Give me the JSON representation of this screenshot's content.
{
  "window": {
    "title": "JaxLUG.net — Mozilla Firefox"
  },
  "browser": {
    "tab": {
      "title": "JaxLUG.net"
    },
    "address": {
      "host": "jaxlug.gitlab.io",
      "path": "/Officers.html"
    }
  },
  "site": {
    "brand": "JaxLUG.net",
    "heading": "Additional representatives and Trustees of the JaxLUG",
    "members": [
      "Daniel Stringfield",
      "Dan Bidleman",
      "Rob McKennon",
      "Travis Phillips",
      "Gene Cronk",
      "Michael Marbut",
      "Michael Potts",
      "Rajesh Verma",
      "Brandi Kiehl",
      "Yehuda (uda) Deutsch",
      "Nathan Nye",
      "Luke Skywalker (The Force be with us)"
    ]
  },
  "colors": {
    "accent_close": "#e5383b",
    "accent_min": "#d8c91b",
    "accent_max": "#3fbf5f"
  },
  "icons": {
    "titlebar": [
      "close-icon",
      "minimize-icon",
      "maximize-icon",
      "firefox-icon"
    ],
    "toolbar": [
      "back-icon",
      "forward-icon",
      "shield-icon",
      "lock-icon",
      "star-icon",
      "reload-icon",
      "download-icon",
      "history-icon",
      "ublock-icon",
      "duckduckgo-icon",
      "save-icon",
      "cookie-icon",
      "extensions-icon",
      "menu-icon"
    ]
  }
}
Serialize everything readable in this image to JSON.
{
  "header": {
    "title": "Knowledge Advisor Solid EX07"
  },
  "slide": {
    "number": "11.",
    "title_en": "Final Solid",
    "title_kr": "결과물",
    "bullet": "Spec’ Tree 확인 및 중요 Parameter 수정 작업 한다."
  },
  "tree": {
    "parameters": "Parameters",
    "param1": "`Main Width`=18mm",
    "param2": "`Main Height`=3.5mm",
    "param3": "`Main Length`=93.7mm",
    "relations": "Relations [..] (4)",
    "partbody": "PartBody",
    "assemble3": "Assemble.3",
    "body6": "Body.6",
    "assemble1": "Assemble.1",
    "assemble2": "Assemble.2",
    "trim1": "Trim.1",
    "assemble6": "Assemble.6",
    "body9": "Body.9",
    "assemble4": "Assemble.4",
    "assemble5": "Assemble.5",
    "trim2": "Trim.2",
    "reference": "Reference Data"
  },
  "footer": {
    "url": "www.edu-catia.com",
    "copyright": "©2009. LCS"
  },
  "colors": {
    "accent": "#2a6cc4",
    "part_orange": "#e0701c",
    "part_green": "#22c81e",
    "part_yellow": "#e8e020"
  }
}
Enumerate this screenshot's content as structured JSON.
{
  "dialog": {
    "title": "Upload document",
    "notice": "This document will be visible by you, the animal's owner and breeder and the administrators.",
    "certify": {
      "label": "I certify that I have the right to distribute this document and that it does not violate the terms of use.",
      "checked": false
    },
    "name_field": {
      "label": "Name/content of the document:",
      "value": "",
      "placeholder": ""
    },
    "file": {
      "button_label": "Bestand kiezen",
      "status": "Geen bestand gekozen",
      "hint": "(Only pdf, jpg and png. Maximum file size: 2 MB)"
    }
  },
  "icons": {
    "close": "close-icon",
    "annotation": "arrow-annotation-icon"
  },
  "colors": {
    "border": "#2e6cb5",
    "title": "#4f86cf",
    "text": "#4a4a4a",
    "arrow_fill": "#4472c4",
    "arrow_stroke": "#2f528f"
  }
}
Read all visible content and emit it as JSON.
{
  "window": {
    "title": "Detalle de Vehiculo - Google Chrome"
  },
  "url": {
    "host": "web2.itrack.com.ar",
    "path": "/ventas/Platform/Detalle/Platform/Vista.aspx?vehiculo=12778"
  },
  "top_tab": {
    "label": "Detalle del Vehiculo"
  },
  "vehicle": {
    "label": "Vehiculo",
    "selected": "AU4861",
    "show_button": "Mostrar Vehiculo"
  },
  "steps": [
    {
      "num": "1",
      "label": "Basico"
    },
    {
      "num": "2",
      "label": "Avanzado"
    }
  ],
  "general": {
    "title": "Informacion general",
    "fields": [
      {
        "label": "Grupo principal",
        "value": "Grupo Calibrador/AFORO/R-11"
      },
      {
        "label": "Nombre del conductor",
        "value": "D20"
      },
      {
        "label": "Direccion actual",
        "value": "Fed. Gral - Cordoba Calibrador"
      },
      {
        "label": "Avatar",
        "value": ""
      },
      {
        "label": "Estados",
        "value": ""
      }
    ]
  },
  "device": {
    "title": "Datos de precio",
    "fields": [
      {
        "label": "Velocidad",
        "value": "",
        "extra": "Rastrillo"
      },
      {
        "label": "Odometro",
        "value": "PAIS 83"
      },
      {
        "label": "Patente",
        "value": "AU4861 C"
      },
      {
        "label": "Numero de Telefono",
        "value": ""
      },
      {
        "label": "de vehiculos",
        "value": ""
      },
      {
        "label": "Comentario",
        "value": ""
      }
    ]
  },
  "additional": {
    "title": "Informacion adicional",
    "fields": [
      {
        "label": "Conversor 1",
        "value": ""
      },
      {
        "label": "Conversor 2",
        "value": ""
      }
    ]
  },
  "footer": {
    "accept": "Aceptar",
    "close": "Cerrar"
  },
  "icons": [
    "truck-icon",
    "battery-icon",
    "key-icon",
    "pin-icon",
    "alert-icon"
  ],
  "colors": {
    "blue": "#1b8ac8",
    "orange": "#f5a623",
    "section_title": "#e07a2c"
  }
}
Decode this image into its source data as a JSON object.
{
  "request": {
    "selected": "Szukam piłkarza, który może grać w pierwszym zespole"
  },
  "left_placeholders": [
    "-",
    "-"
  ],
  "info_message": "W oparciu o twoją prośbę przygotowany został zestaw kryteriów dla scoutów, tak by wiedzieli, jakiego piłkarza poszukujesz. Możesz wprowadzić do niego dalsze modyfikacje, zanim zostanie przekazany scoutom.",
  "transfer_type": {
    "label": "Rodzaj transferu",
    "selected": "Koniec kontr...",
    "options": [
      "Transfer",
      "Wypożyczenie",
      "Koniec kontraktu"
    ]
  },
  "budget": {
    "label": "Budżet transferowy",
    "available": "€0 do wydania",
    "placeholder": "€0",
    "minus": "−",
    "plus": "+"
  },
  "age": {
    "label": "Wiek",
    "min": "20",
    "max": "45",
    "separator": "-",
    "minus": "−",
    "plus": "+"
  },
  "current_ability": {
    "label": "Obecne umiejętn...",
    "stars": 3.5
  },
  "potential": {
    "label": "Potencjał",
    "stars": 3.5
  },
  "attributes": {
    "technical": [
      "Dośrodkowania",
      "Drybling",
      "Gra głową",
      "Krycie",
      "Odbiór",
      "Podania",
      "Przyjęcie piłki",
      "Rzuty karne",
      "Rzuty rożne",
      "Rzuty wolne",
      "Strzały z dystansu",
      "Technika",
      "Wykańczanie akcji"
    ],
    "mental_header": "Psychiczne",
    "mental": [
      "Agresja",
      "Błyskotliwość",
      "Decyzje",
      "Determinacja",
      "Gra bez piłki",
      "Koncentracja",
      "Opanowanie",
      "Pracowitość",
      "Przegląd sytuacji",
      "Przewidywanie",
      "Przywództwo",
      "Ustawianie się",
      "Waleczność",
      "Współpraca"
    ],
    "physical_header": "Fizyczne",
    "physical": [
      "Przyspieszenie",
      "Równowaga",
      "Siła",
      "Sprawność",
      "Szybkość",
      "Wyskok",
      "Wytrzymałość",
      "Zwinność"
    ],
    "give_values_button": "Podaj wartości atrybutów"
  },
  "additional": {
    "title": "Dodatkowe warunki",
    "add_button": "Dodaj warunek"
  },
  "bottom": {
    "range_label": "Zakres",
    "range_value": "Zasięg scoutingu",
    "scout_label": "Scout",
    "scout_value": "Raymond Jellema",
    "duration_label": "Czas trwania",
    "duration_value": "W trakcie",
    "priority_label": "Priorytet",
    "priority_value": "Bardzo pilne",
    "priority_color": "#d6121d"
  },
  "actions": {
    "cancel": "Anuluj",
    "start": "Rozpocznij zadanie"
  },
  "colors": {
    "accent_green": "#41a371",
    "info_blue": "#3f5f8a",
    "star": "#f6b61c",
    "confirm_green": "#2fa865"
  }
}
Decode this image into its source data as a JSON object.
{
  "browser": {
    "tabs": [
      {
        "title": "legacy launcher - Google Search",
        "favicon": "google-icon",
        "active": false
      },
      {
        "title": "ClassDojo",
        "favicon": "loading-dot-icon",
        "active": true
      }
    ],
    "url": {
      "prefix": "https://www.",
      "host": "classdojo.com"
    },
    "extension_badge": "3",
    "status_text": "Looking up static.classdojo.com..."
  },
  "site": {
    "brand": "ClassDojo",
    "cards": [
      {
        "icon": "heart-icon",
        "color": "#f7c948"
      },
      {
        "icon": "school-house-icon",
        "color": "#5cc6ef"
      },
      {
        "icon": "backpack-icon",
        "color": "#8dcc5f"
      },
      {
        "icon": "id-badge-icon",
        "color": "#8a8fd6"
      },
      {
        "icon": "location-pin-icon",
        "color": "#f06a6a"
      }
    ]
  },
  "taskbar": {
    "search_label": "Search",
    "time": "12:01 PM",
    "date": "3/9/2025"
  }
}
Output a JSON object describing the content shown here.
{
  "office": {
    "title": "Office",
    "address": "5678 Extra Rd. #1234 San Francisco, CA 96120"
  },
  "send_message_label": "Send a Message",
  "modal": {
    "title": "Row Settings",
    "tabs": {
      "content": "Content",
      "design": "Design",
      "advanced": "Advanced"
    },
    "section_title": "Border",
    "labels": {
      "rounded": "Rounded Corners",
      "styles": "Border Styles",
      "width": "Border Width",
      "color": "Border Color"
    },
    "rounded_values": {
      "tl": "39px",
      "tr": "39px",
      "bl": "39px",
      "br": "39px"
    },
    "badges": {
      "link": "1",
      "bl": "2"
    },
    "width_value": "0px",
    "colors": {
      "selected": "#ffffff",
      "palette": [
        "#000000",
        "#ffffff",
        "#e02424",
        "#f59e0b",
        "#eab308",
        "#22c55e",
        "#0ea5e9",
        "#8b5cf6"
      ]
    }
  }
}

+++

### [REQUEST]
Your answer should be one number: how many lines in the material above contain the string "selected".

### [FINAL ANSWER]
4